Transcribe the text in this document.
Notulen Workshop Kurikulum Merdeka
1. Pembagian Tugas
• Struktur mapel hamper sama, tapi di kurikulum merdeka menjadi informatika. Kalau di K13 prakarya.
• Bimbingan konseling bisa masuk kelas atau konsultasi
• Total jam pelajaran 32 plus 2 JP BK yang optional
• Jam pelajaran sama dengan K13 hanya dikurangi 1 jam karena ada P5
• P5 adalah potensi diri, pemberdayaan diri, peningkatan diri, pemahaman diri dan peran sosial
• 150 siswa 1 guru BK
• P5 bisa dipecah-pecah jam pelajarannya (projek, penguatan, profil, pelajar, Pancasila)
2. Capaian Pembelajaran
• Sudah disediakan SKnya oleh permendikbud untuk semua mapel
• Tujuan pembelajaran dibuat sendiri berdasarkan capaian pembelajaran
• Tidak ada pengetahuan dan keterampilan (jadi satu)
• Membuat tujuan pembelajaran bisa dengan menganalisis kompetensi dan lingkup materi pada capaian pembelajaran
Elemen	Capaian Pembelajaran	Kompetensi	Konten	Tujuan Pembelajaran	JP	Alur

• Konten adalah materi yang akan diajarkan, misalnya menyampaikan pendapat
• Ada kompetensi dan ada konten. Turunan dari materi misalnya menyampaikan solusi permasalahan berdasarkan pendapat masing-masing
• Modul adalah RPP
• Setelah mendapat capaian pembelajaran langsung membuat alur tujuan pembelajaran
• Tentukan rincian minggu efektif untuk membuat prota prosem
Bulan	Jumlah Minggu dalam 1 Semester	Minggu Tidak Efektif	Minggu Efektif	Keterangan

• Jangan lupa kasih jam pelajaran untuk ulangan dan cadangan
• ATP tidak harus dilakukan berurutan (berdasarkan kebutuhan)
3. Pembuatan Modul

◆ ◆ ◆ ◆

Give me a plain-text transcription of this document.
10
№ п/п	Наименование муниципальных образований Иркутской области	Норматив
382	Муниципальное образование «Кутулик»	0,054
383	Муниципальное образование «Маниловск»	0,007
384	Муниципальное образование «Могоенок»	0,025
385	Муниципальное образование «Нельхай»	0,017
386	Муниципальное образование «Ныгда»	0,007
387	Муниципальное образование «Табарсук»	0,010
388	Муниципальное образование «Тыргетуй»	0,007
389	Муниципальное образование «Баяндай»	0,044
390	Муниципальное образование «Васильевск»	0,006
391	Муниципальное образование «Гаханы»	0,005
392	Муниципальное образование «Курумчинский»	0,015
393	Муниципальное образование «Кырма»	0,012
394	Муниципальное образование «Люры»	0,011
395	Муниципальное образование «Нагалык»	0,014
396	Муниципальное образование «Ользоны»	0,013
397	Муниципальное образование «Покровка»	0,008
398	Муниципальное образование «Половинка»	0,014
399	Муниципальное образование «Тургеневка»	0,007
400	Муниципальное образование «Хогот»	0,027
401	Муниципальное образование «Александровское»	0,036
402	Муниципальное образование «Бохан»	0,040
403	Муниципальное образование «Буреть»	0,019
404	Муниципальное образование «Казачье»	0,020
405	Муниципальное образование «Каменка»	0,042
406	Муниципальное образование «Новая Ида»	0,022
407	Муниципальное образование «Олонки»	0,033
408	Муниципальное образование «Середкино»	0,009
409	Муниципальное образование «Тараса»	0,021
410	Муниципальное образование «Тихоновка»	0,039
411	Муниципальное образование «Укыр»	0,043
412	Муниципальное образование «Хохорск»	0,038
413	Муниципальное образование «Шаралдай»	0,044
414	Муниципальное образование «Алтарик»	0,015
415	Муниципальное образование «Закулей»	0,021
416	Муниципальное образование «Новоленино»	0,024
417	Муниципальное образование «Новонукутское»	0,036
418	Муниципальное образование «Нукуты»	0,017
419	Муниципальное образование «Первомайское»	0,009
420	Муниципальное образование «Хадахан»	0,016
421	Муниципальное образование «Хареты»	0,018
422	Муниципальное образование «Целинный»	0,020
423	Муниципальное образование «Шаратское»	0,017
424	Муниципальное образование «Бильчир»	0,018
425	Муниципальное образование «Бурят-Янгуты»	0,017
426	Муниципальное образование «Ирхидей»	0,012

◆ ◆ ◆ ◆

:: Exercise ::
List every line in the records above that contains the word "dengan".

:: Full solution ::
• Jam pelajaran sama dengan K13 hanya dikurangi 1 jam karena ada P5
• Membuat tujuan pembelajaran bisa dengan menganalisis kompetensi dan lingkup materi pada capaian pembelajaran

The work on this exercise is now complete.